>> Begin Given data
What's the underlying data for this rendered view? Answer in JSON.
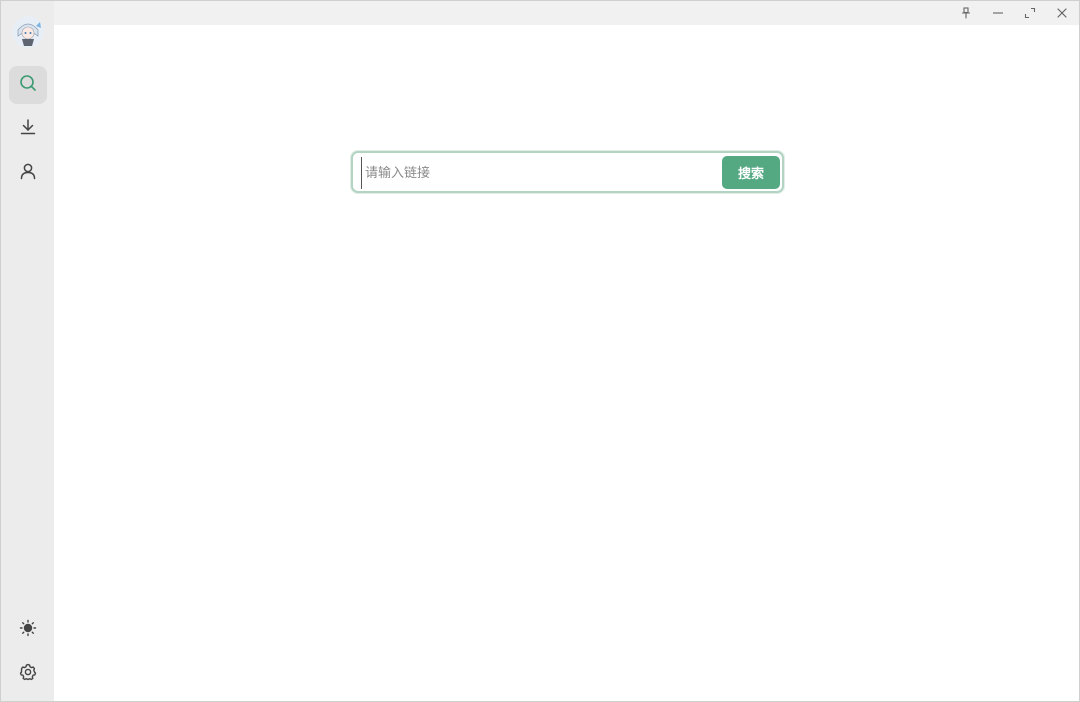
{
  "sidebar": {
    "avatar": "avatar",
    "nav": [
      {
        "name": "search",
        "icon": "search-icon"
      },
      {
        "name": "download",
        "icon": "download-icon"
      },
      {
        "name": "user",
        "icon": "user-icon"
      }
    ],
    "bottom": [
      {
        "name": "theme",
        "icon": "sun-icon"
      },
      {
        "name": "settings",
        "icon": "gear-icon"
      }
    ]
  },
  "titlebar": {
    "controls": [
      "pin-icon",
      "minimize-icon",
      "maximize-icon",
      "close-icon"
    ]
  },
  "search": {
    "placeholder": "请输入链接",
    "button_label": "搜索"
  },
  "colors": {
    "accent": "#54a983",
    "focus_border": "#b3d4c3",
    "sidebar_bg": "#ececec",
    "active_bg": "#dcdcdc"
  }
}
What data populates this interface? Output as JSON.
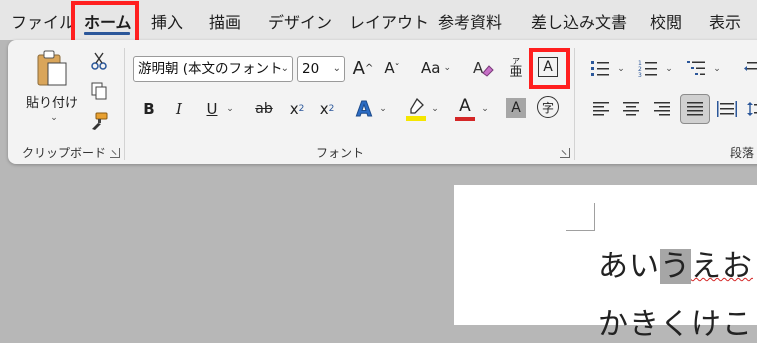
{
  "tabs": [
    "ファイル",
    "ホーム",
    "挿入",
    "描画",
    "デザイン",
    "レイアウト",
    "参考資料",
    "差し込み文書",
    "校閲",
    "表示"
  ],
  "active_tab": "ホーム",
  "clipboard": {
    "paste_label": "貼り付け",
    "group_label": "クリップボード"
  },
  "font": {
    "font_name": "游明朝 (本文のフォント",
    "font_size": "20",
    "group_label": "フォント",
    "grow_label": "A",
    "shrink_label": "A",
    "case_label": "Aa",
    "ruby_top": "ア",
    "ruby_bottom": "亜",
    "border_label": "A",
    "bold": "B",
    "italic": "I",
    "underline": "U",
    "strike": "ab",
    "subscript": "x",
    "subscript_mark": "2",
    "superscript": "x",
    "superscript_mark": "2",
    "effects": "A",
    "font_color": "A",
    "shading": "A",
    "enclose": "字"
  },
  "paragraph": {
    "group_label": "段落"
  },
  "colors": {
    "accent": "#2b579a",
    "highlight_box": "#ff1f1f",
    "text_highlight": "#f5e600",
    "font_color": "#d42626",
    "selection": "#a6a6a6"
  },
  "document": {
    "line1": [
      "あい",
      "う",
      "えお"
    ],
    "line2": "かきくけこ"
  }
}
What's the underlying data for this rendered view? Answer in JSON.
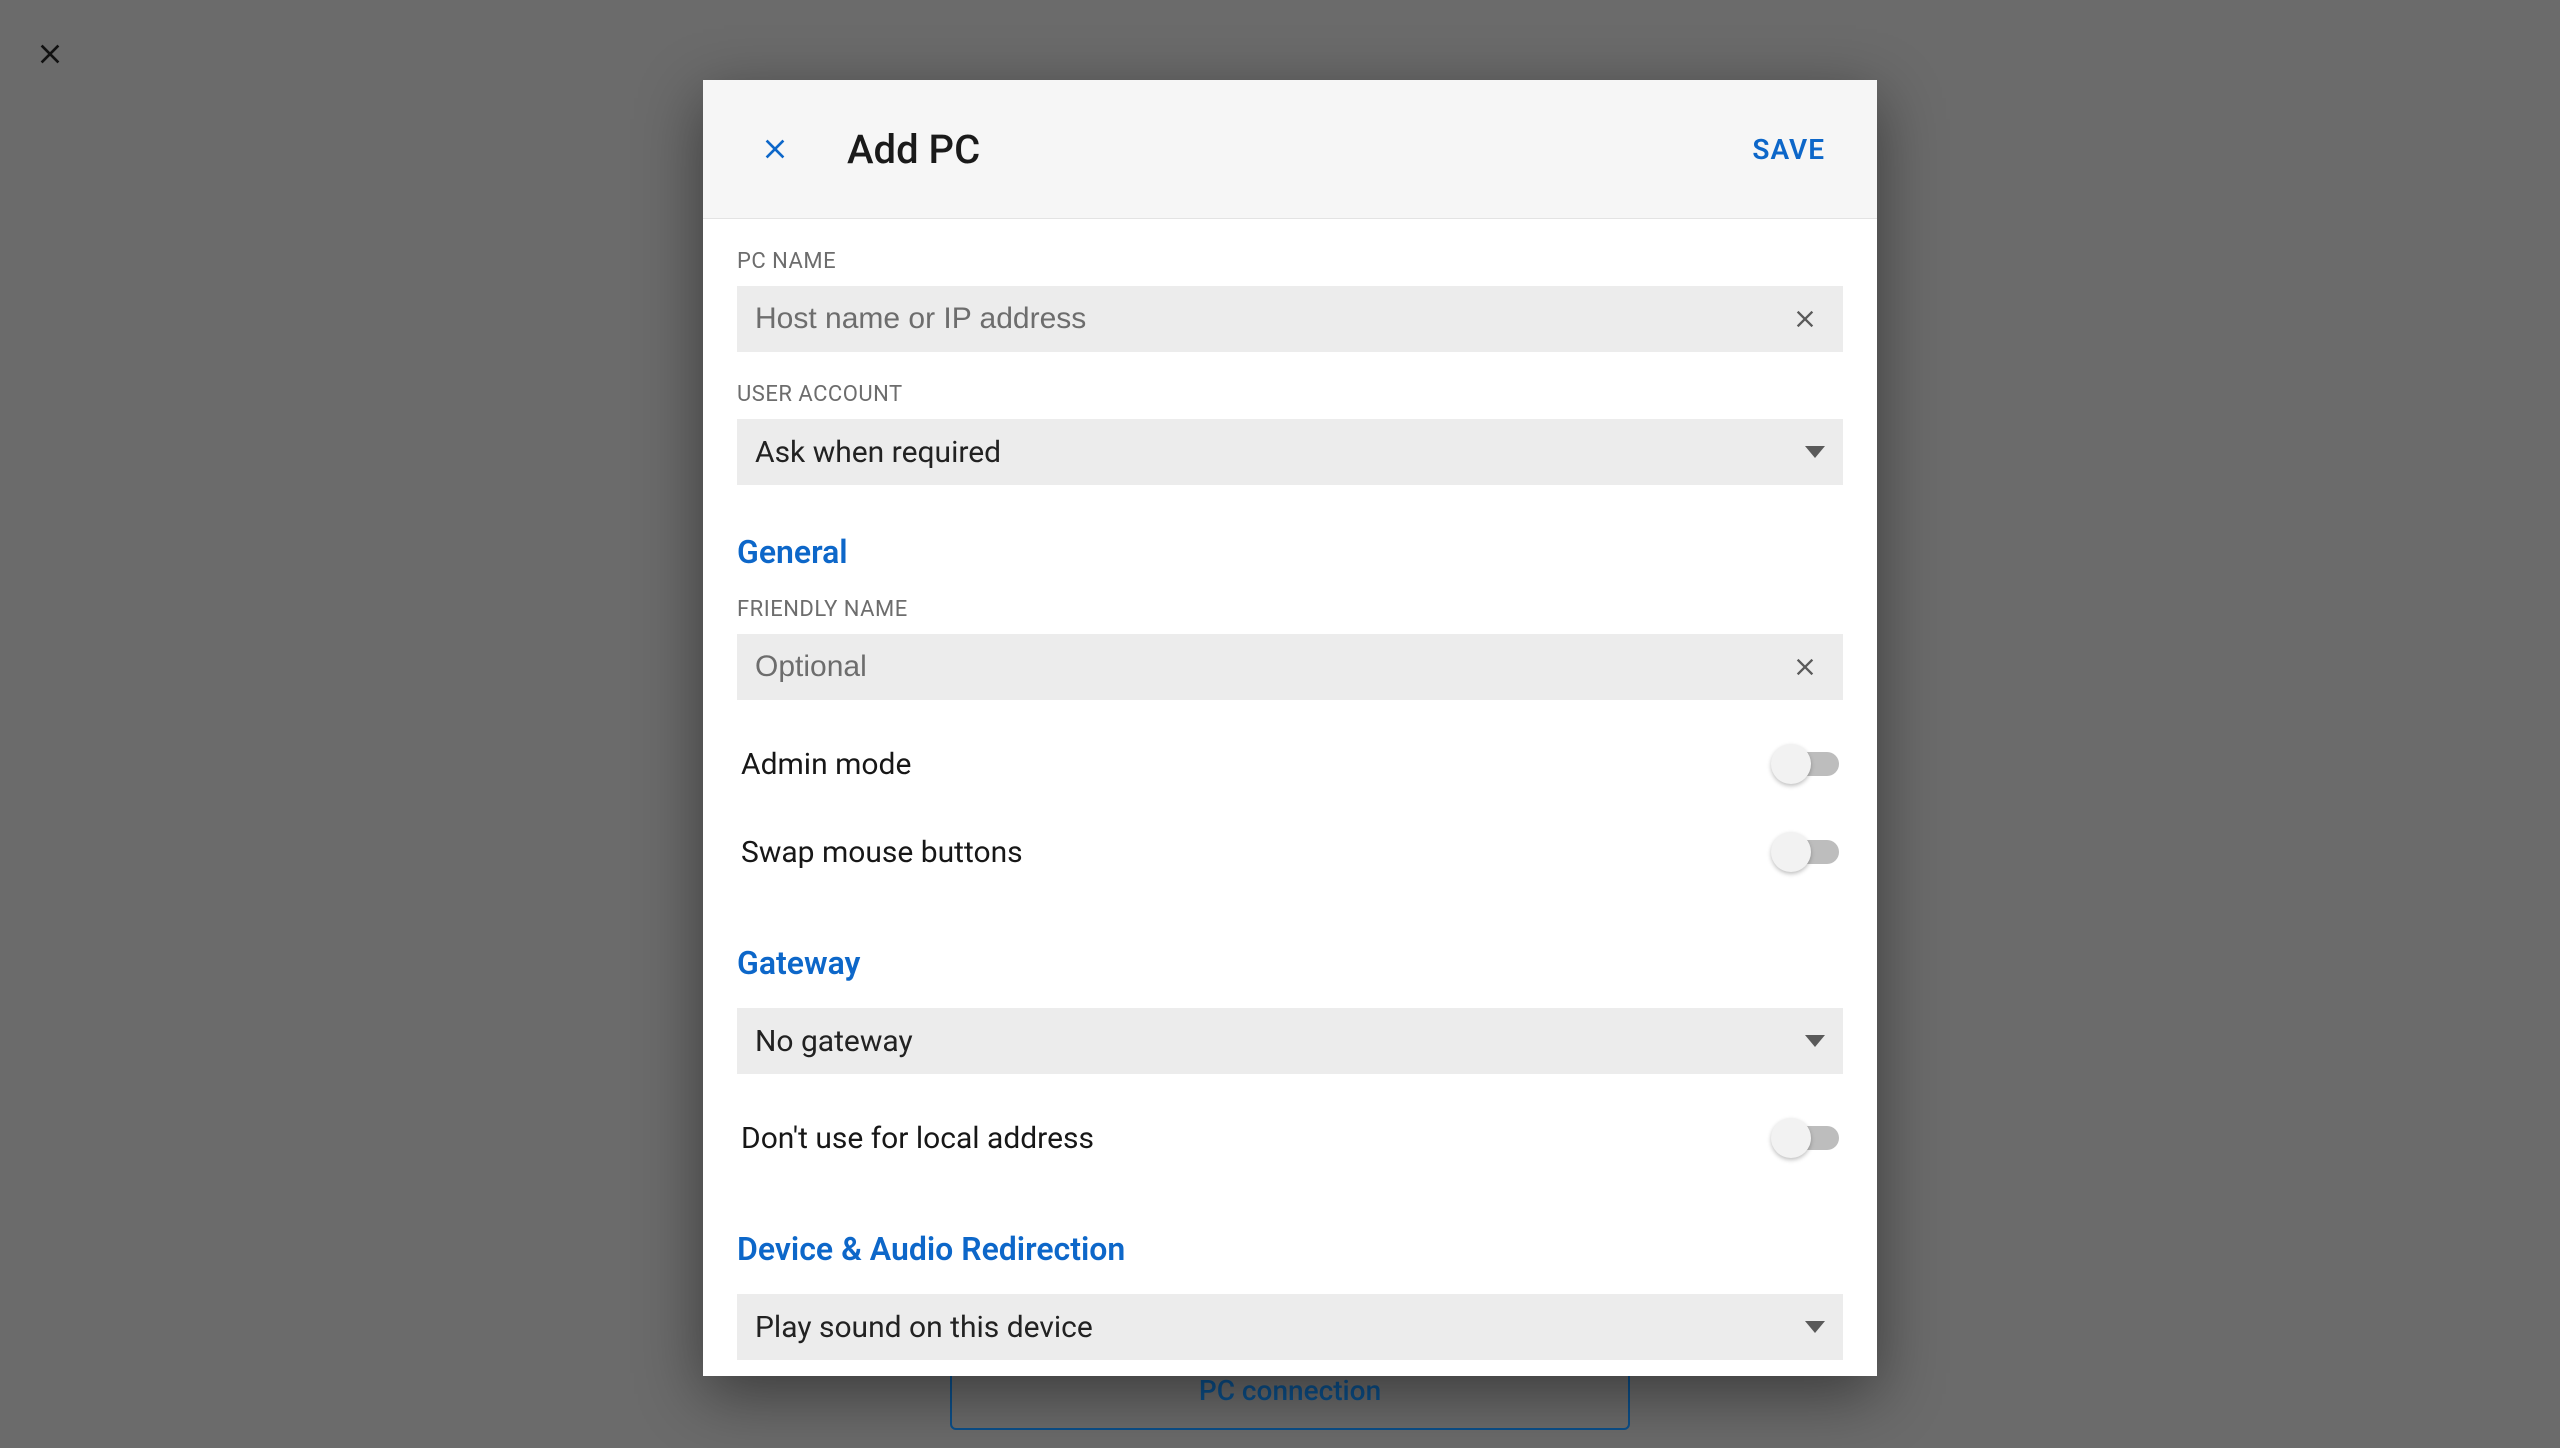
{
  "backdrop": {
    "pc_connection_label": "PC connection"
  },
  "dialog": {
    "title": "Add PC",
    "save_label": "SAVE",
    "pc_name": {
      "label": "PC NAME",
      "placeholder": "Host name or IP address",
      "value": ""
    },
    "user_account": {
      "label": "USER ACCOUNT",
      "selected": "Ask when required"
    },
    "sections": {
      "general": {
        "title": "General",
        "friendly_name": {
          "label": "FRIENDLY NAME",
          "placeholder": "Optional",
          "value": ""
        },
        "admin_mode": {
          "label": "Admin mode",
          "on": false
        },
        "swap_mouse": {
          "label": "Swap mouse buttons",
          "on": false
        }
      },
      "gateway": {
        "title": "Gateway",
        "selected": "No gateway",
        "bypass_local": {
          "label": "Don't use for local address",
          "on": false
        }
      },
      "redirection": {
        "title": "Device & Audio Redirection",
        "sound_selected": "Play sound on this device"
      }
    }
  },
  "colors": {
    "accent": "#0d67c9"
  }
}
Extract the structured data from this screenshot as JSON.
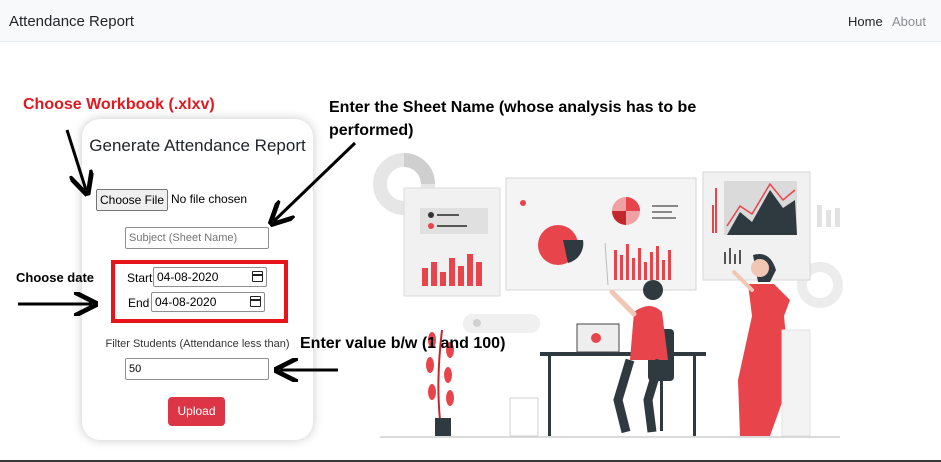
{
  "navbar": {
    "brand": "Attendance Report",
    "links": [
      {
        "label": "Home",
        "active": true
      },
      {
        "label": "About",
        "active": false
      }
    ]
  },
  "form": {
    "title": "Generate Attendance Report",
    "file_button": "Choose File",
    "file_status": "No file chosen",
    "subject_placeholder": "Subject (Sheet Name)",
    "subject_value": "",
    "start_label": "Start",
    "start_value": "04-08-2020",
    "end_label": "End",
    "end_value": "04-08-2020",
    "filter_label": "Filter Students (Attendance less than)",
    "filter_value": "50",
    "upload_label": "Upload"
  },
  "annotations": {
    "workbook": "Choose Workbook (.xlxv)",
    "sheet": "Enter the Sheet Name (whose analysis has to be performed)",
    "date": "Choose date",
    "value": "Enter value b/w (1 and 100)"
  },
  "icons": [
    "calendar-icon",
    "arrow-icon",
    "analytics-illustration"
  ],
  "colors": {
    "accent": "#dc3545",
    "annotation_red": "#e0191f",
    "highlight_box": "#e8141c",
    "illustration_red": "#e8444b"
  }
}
>> End Given data
▶ [Task details]
Reproduce every entry word for word, but omit the pictures.

▶ [Output of the task]
What's the underlying data for this rendered view? Answer in JSON.
{
  "sidebar": {
    "avatar": "avatar",
    "nav": [
      {
        "name": "search",
        "icon": "search-icon"
      },
      {
        "name": "download",
        "icon": "download-icon"
      },
      {
        "name": "user",
        "icon": "user-icon"
      }
    ],
    "bottom": [
      {
        "name": "theme",
        "icon": "sun-icon"
      },
      {
        "name": "settings",
        "icon": "gear-icon"
      }
    ]
  },
  "titlebar": {
    "controls": [
      "pin-icon",
      "minimize-icon",
      "maximize-icon",
      "close-icon"
    ]
  },
  "search": {
    "placeholder": "请输入链接",
    "button_label": "搜索"
  },
  "colors": {
    "accent": "#54a983",
    "focus_border": "#b3d4c3",
    "sidebar_bg": "#ececec",
    "active_bg": "#dcdcdc"
  }
}
What data populates this interface? Output as JSON.
{
  "tabs": [
    "ファイル",
    "ホーム",
    "挿入",
    "描画",
    "デザイン",
    "レイアウト",
    "参考資料",
    "差し込み文書",
    "校閲",
    "表示"
  ],
  "active_tab": "ホーム",
  "clipboard": {
    "paste_label": "貼り付け",
    "group_label": "クリップボード"
  },
  "font": {
    "font_name": "游明朝 (本文のフォント",
    "font_size": "20",
    "group_label": "フォント",
    "grow_label": "A",
    "shrink_label": "A",
    "case_label": "Aa",
    "ruby_top": "ア",
    "ruby_bottom": "亜",
    "border_label": "A",
    "bold": "B",
    "italic": "I",
    "underline": "U",
    "strike": "ab",
    "subscript": "x",
    "subscript_mark": "2",
    "superscript": "x",
    "superscript_mark": "2",
    "effects": "A",
    "font_color": "A",
    "shading": "A",
    "enclose": "字"
  },
  "paragraph": {
    "group_label": "段落"
  },
  "colors": {
    "accent": "#2b579a",
    "highlight_box": "#ff1f1f",
    "text_highlight": "#f5e600",
    "font_color": "#d42626",
    "selection": "#a6a6a6"
  },
  "document": {
    "line1": [
      "あい",
      "う",
      "えお"
    ],
    "line2": "かきくけこ"
  }
}
What's the underlying data for this rendered view? Answer in JSON.
{
  "backdrop": {
    "pc_connection_label": "PC connection"
  },
  "dialog": {
    "title": "Add PC",
    "save_label": "SAVE",
    "pc_name": {
      "label": "PC NAME",
      "placeholder": "Host name or IP address",
      "value": ""
    },
    "user_account": {
      "label": "USER ACCOUNT",
      "selected": "Ask when required"
    },
    "sections": {
      "general": {
        "title": "General",
        "friendly_name": {
          "label": "FRIENDLY NAME",
          "placeholder": "Optional",
          "value": ""
        },
        "admin_mode": {
          "label": "Admin mode",
          "on": false
        },
        "swap_mouse": {
          "label": "Swap mouse buttons",
          "on": false
        }
      },
      "gateway": {
        "title": "Gateway",
        "selected": "No gateway",
        "bypass_local": {
          "label": "Don't use for local address",
          "on": false
        }
      },
      "redirection": {
        "title": "Device & Audio Redirection",
        "sound_selected": "Play sound on this device"
      }
    }
  },
  "colors": {
    "accent": "#0d67c9"
  }
}
Extract the structured data from this screenshot as JSON.
{
  "navbar": {
    "brand": "Attendance Report",
    "links": [
      {
        "label": "Home",
        "active": true
      },
      {
        "label": "About",
        "active": false
      }
    ]
  },
  "form": {
    "title": "Generate Attendance Report",
    "file_button": "Choose File",
    "file_status": "No file chosen",
    "subject_placeholder": "Subject (Sheet Name)",
    "subject_value": "",
    "start_label": "Start",
    "start_value": "04-08-2020",
    "end_label": "End",
    "end_value": "04-08-2020",
    "filter_label": "Filter Students (Attendance less than)",
    "filter_value": "50",
    "upload_label": "Upload"
  },
  "annotations": {
    "workbook": "Choose Workbook (.xlxv)",
    "sheet": "Enter the Sheet Name (whose analysis has to be performed)",
    "date": "Choose date",
    "value": "Enter value b/w (1 and 100)"
  },
  "icons": [
    "calendar-icon",
    "arrow-icon",
    "analytics-illustration"
  ],
  "colors": {
    "accent": "#dc3545",
    "annotation_red": "#e0191f",
    "highlight_box": "#e8141c",
    "illustration_red": "#e8444b"
  }
}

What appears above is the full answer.